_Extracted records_
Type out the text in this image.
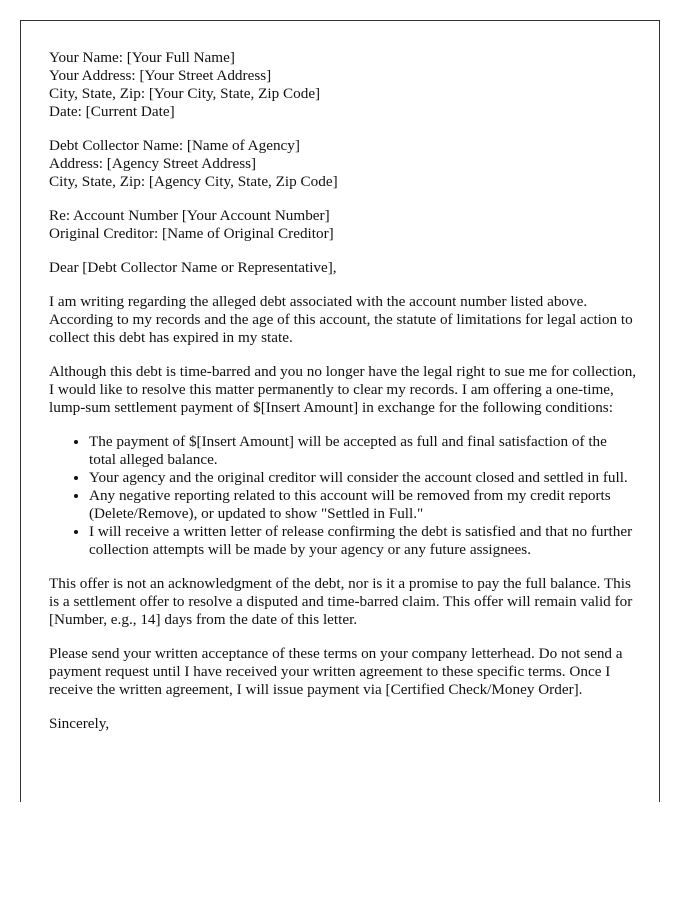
Your Name: [Your Full Name]
Your Address: [Your Street Address]
City, State, Zip: [Your City, State, Zip Code]
Date: [Current Date]

Debt Collector Name: [Name of Agency]
Address: [Agency Street Address]
City, State, Zip: [Agency City, State, Zip Code]

Re: Account Number [Your Account Number]
Original Creditor: [Name of Original Creditor]

Dear [Debt Collector Name or Representative],

I am writing regarding the alleged debt associated with the account number listed above. According to my records and the age of this account, the statute of limitations for legal action to collect this debt has expired in my state.

Although this debt is time-barred and you no longer have the legal right to sue me for collection, I would like to resolve this matter permanently to clear my records. I am offering a one-time, lump-sum settlement payment of $[Insert Amount] in exchange for the following conditions:

• The payment of $[Insert Amount] will be accepted as full and final satisfaction of the total alleged balance.
• Your agency and the original creditor will consider the account closed and settled in full.
• Any negative reporting related to this account will be removed from my credit reports (Delete/Remove), or updated to show "Settled in Full."
• I will receive a written letter of release confirming the debt is satisfied and that no further collection attempts will be made by your agency or any future assignees.

This offer is not an acknowledgment of the debt, nor is it a promise to pay the full balance. This is a settlement offer to resolve a disputed and time-barred claim. This offer will remain valid for [Number, e.g., 14] days from the date of this letter.

Please send your written acceptance of these terms on your company letterhead. Do not send a payment request until I have received your written agreement to these specific terms. Once I receive the written agreement, I will issue payment via [Certified Check/Money Order].

Sincerely,
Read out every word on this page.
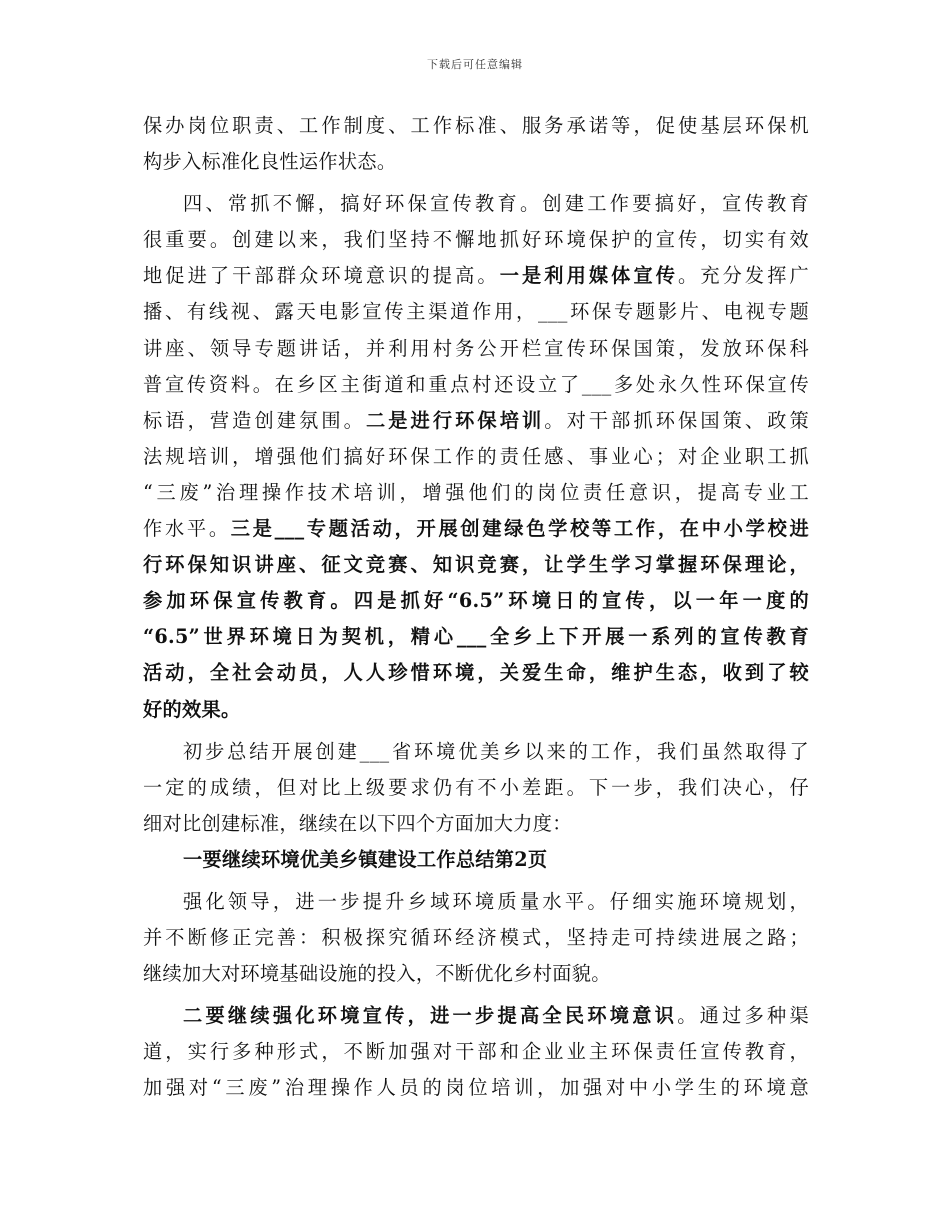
下载后可任意编辑
保办岗位职责、工作制度、工作标准、服务承诺等，促使基层环保机
构步入标准化良性运作状态。
四、常抓不懈，搞好环保宣传教育。创建工作要搞好，宣传教育
很重要。创建以来，我们坚持不懈地抓好环境保护的宣传，切实有效
地促进了干部群众环境意识的提高。一是利用媒体宣传。充分发挥广
播、有线视、露天电影宣传主渠道作用，___环保专题影片、电视专题
讲座、领导专题讲话，并利用村务公开栏宣传环保国策，发放环保科
普宣传资料。在乡区主街道和重点村还设立了___多处永久性环保宣传
标语，营造创建氛围。二是进行环保培训。对干部抓环保国策、政策
法规培训，增强他们搞好环保工作的责任感、事业心；对企业职工抓
“三废”治理操作技术培训，增强他们的岗位责任意识，提高专业工
作水平。三是___专题活动，开展创建绿色学校等工作，在中小学校进
行环保知识讲座、征文竞赛、知识竞赛，让学生学习掌握环保理论，
参加环保宣传教育。四是抓好“6.5”环境日的宣传，以一年一度的
“6.5”世界环境日为契机，精心___全乡上下开展一系列的宣传教育
活动，全社会动员，人人珍惜环境，关爱生命，维护生态，收到了较
好的效果。
初步总结开展创建___省环境优美乡以来的工作，我们虽然取得了
一定的成绩，但对比上级要求仍有不小差距。下一步，我们决心，仔
细对比创建标准，继续在以下四个方面加大力度：
一要继续环境优美乡镇建设工作总结第2页
强化领导，进一步提升乡域环境质量水平。仔细实施环境规划，
并不断修正完善：积极探究循环经济模式，坚持走可持续进展之路；
继续加大对环境基础设施的投入，不断优化乡村面貌。
二要继续强化环境宣传，进一步提高全民环境意识。通过多种渠
道，实行多种形式，不断加强对干部和企业业主环保责任宣传教育，
加强对“三废”治理操作人员的岗位培训，加强对中小学生的环境意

_Aim of the task_
In the copy, include all records verbatim but no images.

_Final answer_
Type out the text in this image.
Your Name: [Your Full Name]
Your Address: [Your Street Address]
City, State, Zip: [Your City, State, Zip Code]
Date: [Current Date]

Debt Collector Name: [Name of Agency]
Address: [Agency Street Address]
City, State, Zip: [Agency City, State, Zip Code]

Re: Account Number [Your Account Number]
Original Creditor: [Name of Original Creditor]

Dear [Debt Collector Name or Representative],

I am writing regarding the alleged debt associated with the account number listed above. According to my records and the age of this account, the statute of limitations for legal action to collect this debt has expired in my state.

Although this debt is time-barred and you no longer have the legal right to sue me for collection, I would like to resolve this matter permanently to clear my records. I am offering a one-time, lump-sum settlement payment of $[Insert Amount] in exchange for the following conditions:

• The payment of $[Insert Amount] will be accepted as full and final satisfaction of the total alleged balance.
• Your agency and the original creditor will consider the account closed and settled in full.
• Any negative reporting related to this account will be removed from my credit reports (Delete/Remove), or updated to show "Settled in Full."
• I will receive a written letter of release confirming the debt is satisfied and that no further collection attempts will be made by your agency or any future assignees.

This offer is not an acknowledgment of the debt, nor is it a promise to pay the full balance. This is a settlement offer to resolve a disputed and time-barred claim. This offer will remain valid for [Number, e.g., 14] days from the date of this letter.

Please send your written acceptance of these terms on your company letterhead. Do not send a payment request until I have received your written agreement to these specific terms. Once I receive the written agreement, I will issue payment via [Certified Check/Money Order].

Sincerely,
Read out every word on this page.
下载后可任意编辑
保办岗位职责、工作制度、工作标准、服务承诺等，促使基层环保机
构步入标准化良性运作状态。
四、常抓不懈，搞好环保宣传教育。创建工作要搞好，宣传教育
很重要。创建以来，我们坚持不懈地抓好环境保护的宣传，切实有效
地促进了干部群众环境意识的提高。一是利用媒体宣传。充分发挥广
播、有线视、露天电影宣传主渠道作用，___环保专题影片、电视专题
讲座、领导专题讲话，并利用村务公开栏宣传环保国策，发放环保科
普宣传资料。在乡区主街道和重点村还设立了___多处永久性环保宣传
标语，营造创建氛围。二是进行环保培训。对干部抓环保国策、政策
法规培训，增强他们搞好环保工作的责任感、事业心；对企业职工抓
“三废”治理操作技术培训，增强他们的岗位责任意识，提高专业工
作水平。三是___专题活动，开展创建绿色学校等工作，在中小学校进
行环保知识讲座、征文竞赛、知识竞赛，让学生学习掌握环保理论，
参加环保宣传教育。四是抓好“6.5”环境日的宣传，以一年一度的
“6.5”世界环境日为契机，精心___全乡上下开展一系列的宣传教育
活动，全社会动员，人人珍惜环境，关爱生命，维护生态，收到了较
好的效果。
初步总结开展创建___省环境优美乡以来的工作，我们虽然取得了
一定的成绩，但对比上级要求仍有不小差距。下一步，我们决心，仔
细对比创建标准，继续在以下四个方面加大力度：
一要继续环境优美乡镇建设工作总结第2页
强化领导，进一步提升乡域环境质量水平。仔细实施环境规划，
并不断修正完善：积极探究循环经济模式，坚持走可持续进展之路；
继续加大对环境基础设施的投入，不断优化乡村面貌。
二要继续强化环境宣传，进一步提高全民环境意识。通过多种渠
道，实行多种形式，不断加强对干部和企业业主环保责任宣传教育，
加强对“三废”治理操作人员的岗位培训，加强对中小学生的环境意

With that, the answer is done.